EXTRAIT CHOISI
Telles sont les questions auxquelles se propose de répondre Linda Hutcheon dans son ouvrage Irony’s Edge : The Theory and Politics of Irony12, en ayant recours à la notion de communauté discursive. Cette dernière suppose chez les partenaires de la communication ironique le partage d’un certain nombre de valeurs et implique chez l’allocutaire la connaissance du contexte social et culturel d’où émerge la parole ironique. Dans ce numéro, l’article de Maria Geist, « L’ironie pour se dire dans la littérature migrante québécoise », reprend les arguments de Hutcheon pour aborder les malentendus et les difficultés que peuvent engendrer la rencontre entre les cultures et le dialogue entre des communautés discursives distinctes.
Si donc la communication ironique repose sur une communauté discursive, elle-même basée sur le partage d’un bagage culturel et social, l’interprétation de l’ironie des textes littéraires est-elle contrainte à demeurer biaisée si l’analyste et l’écrivain ne proviennent pas d’une même société à une époque donnée ? Cela reconduit une conception assez réductrice de la littérature et de sa réception13, et voue le texte littéraire à perdre sa pertinence et à devenir progressivement incompris. Il conviendrait plutôt de considérer que la connaissance, même différée, du contexte de production d’une œuvre est en partie nécessaire à la compréhension de sa dimension ironique. Roland Mpamé, dans « L’efficacité rhétorico-pragmatique du discours ironique dans le Cahier d’un retour au pays natal d’Aimé Césaire », suggère ainsi que l’analyse descriptive du procédé ironique dans Cahier d’un retour au pays natal implique une ouverture au hors-texte, qui concerne à la fois l’histoire des Antilles et la trajectoire de Césaire. Sans ce hors-texte, d’où proviennent les discours et stéréotypes mis à mal dans le texte, la dimension ironique de ce dernier est difficilement décelable. Mais il est possible pour le texte d’inclure ces discours sociaux et stéréotypés, de faire pénétrer le hors-texte (le contexte) dans la dynamique même de l’œuvre, facilitant ainsi son interprétation.
Ironie et intertextualité
Philippe Hamon a déjà relevé dans son essai les liens intimes qui se tissent entre ironie et intertextualité. Inspiré de la thèse de Dan Sperber et Deirdre Wilson, qui considèrent les ironies comme des « mentions » ou « échos » de textes antérieurs14, Hamon suppose que l’intertexte peut servir de contexte de substitution pour le texte littéraire (par définition différé, et donc séparé de son contexte d’énonciation) en régime ironique15. Les classiques, les stéréotypes et les clichés constituent à cet égard des cibles privilégiées, de par leur valeur reconnue et leur stabilité. Ils représentent de façon éloquente ce discours univoque que cherchent à déconstruire les œuvres francophones. Mais la seule mise en texte de ces stéréotypes et clichés ne suffit pas à conférer au texte une dimension ironique, comme le montre Valeria Liljesthröm dans son article « Comment faire l’amour avec un Nègre sans se fatiguer, roman ironique? ». Appliquant une analyse pragmatique de l’ironie au premier roman de Dany Laferrière, l’article montre que la récupération des clichés n’est pas contestée dans le roman, et qu’elle sert plutôt les besoins de l’intrigue, vouant le texte à demeurer ambivalent.

CONSIGNE
Répondez aux questions suivantes d'après l'extrait sur l'ironie.
1. À quelle notion Linda Hutcheon a-t-elle recours dans Irony’s Edge ?
2. Selon Roland Mpamé, à quoi l'analyse descriptive du procédé ironique dans Cahier d’un retour au pays natal implique-t-elle une ouverture ?
3. À quel roman Valeria Liljesthröm applique-t-elle une analyse pragmatique de l'ironie ?

DONNÉES BRUTES
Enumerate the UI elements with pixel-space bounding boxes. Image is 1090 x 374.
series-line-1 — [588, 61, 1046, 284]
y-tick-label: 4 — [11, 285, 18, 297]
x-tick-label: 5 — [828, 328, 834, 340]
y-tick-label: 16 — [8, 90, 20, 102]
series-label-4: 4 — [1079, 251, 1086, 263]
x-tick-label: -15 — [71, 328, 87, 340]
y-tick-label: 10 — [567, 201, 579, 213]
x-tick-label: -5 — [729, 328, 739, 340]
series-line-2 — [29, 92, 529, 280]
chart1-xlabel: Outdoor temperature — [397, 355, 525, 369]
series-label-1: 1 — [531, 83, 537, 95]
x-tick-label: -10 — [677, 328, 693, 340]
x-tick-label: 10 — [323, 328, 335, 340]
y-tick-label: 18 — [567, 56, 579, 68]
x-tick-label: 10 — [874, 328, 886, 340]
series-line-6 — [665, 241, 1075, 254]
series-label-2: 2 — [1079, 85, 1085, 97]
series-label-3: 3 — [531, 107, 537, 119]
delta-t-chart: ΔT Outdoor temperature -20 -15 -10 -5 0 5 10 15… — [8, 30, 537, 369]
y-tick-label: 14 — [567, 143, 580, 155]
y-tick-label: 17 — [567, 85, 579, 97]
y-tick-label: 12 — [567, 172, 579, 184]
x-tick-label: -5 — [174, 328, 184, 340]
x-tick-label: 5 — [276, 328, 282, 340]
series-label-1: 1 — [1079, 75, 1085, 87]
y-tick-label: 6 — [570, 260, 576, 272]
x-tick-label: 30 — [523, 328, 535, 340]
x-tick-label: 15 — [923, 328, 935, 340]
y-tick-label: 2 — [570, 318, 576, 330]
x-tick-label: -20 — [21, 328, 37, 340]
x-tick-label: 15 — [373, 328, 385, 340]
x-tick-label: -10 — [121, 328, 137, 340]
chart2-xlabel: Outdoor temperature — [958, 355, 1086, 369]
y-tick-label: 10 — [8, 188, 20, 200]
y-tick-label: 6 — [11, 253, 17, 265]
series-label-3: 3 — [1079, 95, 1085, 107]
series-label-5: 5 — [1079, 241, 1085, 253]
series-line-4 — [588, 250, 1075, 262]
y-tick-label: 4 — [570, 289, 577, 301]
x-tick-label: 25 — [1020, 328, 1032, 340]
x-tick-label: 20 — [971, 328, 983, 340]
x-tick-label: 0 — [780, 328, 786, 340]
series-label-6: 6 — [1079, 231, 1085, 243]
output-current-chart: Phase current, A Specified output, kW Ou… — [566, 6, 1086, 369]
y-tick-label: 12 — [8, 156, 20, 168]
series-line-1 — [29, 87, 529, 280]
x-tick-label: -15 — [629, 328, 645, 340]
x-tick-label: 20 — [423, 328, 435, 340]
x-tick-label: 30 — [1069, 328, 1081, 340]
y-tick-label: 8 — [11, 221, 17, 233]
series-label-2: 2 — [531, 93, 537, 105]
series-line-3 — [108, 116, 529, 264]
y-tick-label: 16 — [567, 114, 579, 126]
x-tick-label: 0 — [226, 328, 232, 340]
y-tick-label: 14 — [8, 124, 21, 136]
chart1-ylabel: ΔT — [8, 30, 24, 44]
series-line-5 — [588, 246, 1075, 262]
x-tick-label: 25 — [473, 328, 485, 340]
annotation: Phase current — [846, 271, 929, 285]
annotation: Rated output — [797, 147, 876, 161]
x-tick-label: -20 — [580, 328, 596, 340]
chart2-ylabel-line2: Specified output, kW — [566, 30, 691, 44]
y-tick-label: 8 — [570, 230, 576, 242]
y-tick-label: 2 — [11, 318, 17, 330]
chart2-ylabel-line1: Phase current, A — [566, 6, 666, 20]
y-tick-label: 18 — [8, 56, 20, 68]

RÉPONSE RÉDIGÉE
1. À la notion de communauté discursive.
2. Au hors-texte, qui concerne à la fois l'histoire des Antilles et la trajectoire de Césaire.
3. Au premier roman de Dany Laferrière, Comment faire l'amour avec un Nègre sans se fatiguer.